=== MATERIAL TO PROCESS ===

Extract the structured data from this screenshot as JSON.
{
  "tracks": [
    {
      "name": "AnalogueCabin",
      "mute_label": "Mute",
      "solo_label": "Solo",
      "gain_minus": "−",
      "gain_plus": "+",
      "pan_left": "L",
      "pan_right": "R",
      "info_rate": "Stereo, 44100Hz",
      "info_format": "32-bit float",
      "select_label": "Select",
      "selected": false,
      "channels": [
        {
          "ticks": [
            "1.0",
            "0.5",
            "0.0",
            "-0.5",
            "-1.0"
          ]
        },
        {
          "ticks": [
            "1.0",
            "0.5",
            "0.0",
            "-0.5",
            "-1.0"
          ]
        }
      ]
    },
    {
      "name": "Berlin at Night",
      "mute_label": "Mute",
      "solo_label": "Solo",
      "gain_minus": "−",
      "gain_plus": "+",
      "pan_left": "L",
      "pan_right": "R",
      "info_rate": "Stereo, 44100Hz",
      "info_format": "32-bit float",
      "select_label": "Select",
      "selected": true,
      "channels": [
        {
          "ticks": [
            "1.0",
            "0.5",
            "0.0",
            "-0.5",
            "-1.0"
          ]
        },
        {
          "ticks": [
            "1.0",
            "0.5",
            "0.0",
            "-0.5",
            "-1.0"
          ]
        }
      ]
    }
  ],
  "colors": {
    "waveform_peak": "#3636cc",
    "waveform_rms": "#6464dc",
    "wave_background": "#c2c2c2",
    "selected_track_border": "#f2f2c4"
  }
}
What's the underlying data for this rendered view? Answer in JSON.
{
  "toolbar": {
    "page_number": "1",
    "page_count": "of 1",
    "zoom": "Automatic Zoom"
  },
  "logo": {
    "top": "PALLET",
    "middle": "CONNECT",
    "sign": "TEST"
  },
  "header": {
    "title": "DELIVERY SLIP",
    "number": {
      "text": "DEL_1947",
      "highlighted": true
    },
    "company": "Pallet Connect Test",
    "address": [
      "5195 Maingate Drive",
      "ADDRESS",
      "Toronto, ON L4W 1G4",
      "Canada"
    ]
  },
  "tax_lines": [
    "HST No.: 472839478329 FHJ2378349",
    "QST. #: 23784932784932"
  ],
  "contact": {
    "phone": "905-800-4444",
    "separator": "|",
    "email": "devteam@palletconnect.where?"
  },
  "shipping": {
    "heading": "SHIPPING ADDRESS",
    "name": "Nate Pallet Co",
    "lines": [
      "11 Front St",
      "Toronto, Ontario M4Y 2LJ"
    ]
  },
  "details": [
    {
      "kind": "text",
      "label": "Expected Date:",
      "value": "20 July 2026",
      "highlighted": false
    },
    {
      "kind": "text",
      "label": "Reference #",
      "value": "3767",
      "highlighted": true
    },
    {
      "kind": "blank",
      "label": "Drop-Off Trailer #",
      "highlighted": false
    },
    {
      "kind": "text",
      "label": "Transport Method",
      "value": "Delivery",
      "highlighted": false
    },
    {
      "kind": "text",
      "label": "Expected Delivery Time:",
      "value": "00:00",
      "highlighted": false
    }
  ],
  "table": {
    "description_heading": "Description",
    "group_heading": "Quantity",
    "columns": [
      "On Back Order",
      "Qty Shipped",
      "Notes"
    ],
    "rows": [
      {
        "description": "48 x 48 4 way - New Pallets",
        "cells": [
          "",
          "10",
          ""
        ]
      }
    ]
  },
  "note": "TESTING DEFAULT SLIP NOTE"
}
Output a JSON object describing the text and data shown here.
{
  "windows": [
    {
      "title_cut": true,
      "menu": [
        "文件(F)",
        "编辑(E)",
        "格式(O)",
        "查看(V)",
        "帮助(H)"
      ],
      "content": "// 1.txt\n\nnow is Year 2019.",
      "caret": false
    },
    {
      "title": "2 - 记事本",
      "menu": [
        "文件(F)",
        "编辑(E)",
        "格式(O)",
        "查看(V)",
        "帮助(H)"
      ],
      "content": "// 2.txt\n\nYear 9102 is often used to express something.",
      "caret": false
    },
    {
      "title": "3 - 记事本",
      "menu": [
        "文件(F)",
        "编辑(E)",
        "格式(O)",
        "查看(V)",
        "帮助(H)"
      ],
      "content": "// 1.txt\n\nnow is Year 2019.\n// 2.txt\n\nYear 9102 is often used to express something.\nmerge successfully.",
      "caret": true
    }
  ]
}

===

** WHAT TO PRODUCE **
Write out every entry again, keeping each line exactly the same.

** RESPONSE FOR THIS EXERCISE **
Extract the structured data from this screenshot as JSON.
{
  "tracks": [
    {
      "name": "AnalogueCabin",
      "mute_label": "Mute",
      "solo_label": "Solo",
      "gain_minus": "−",
      "gain_plus": "+",
      "pan_left": "L",
      "pan_right": "R",
      "info_rate": "Stereo, 44100Hz",
      "info_format": "32-bit float",
      "select_label": "Select",
      "selected": false,
      "channels": [
        {
          "ticks": [
            "1.0",
            "0.5",
            "0.0",
            "-0.5",
            "-1.0"
          ]
        },
        {
          "ticks": [
            "1.0",
            "0.5",
            "0.0",
            "-0.5",
            "-1.0"
          ]
        }
      ]
    },
    {
      "name": "Berlin at Night",
      "mute_label": "Mute",
      "solo_label": "Solo",
      "gain_minus": "−",
      "gain_plus": "+",
      "pan_left": "L",
      "pan_right": "R",
      "info_rate": "Stereo, 44100Hz",
      "info_format": "32-bit float",
      "select_label": "Select",
      "selected": true,
      "channels": [
        {
          "ticks": [
            "1.0",
            "0.5",
            "0.0",
            "-0.5",
            "-1.0"
          ]
        },
        {
          "ticks": [
            "1.0",
            "0.5",
            "0.0",
            "-0.5",
            "-1.0"
          ]
        }
      ]
    }
  ],
  "colors": {
    "waveform_peak": "#3636cc",
    "waveform_rms": "#6464dc",
    "wave_background": "#c2c2c2",
    "selected_track_border": "#f2f2c4"
  }
}
What's the underlying data for this rendered view? Answer in JSON.
{
  "toolbar": {
    "page_number": "1",
    "page_count": "of 1",
    "zoom": "Automatic Zoom"
  },
  "logo": {
    "top": "PALLET",
    "middle": "CONNECT",
    "sign": "TEST"
  },
  "header": {
    "title": "DELIVERY SLIP",
    "number": {
      "text": "DEL_1947",
      "highlighted": true
    },
    "company": "Pallet Connect Test",
    "address": [
      "5195 Maingate Drive",
      "ADDRESS",
      "Toronto, ON L4W 1G4",
      "Canada"
    ]
  },
  "tax_lines": [
    "HST No.: 472839478329 FHJ2378349",
    "QST. #: 23784932784932"
  ],
  "contact": {
    "phone": "905-800-4444",
    "separator": "|",
    "email": "devteam@palletconnect.where?"
  },
  "shipping": {
    "heading": "SHIPPING ADDRESS",
    "name": "Nate Pallet Co",
    "lines": [
      "11 Front St",
      "Toronto, Ontario M4Y 2LJ"
    ]
  },
  "details": [
    {
      "kind": "text",
      "label": "Expected Date:",
      "value": "20 July 2026",
      "highlighted": false
    },
    {
      "kind": "text",
      "label": "Reference #",
      "value": "3767",
      "highlighted": true
    },
    {
      "kind": "blank",
      "label": "Drop-Off Trailer #",
      "highlighted": false
    },
    {
      "kind": "text",
      "label": "Transport Method",
      "value": "Delivery",
      "highlighted": false
    },
    {
      "kind": "text",
      "label": "Expected Delivery Time:",
      "value": "00:00",
      "highlighted": false
    }
  ],
  "table": {
    "description_heading": "Description",
    "group_heading": "Quantity",
    "columns": [
      "On Back Order",
      "Qty Shipped",
      "Notes"
    ],
    "rows": [
      {
        "description": "48 x 48 4 way - New Pallets",
        "cells": [
          "",
          "10",
          ""
        ]
      }
    ]
  },
  "note": "TESTING DEFAULT SLIP NOTE"
}
Output a JSON object describing the text and data shown here.
{
  "windows": [
    {
      "title_cut": true,
      "menu": [
        "文件(F)",
        "编辑(E)",
        "格式(O)",
        "查看(V)",
        "帮助(H)"
      ],
      "content": "// 1.txt\n\nnow is Year 2019.",
      "caret": false
    },
    {
      "title": "2 - 记事本",
      "menu": [
        "文件(F)",
        "编辑(E)",
        "格式(O)",
        "查看(V)",
        "帮助(H)"
      ],
      "content": "// 2.txt\n\nYear 9102 is often used to express something.",
      "caret": false
    },
    {
      "title": "3 - 记事本",
      "menu": [
        "文件(F)",
        "编辑(E)",
        "格式(O)",
        "查看(V)",
        "帮助(H)"
      ],
      "content": "// 1.txt\n\nnow is Year 2019.\n// 2.txt\n\nYear 9102 is often used to express something.\nmerge successfully.",
      "caret": true
    }
  ]
}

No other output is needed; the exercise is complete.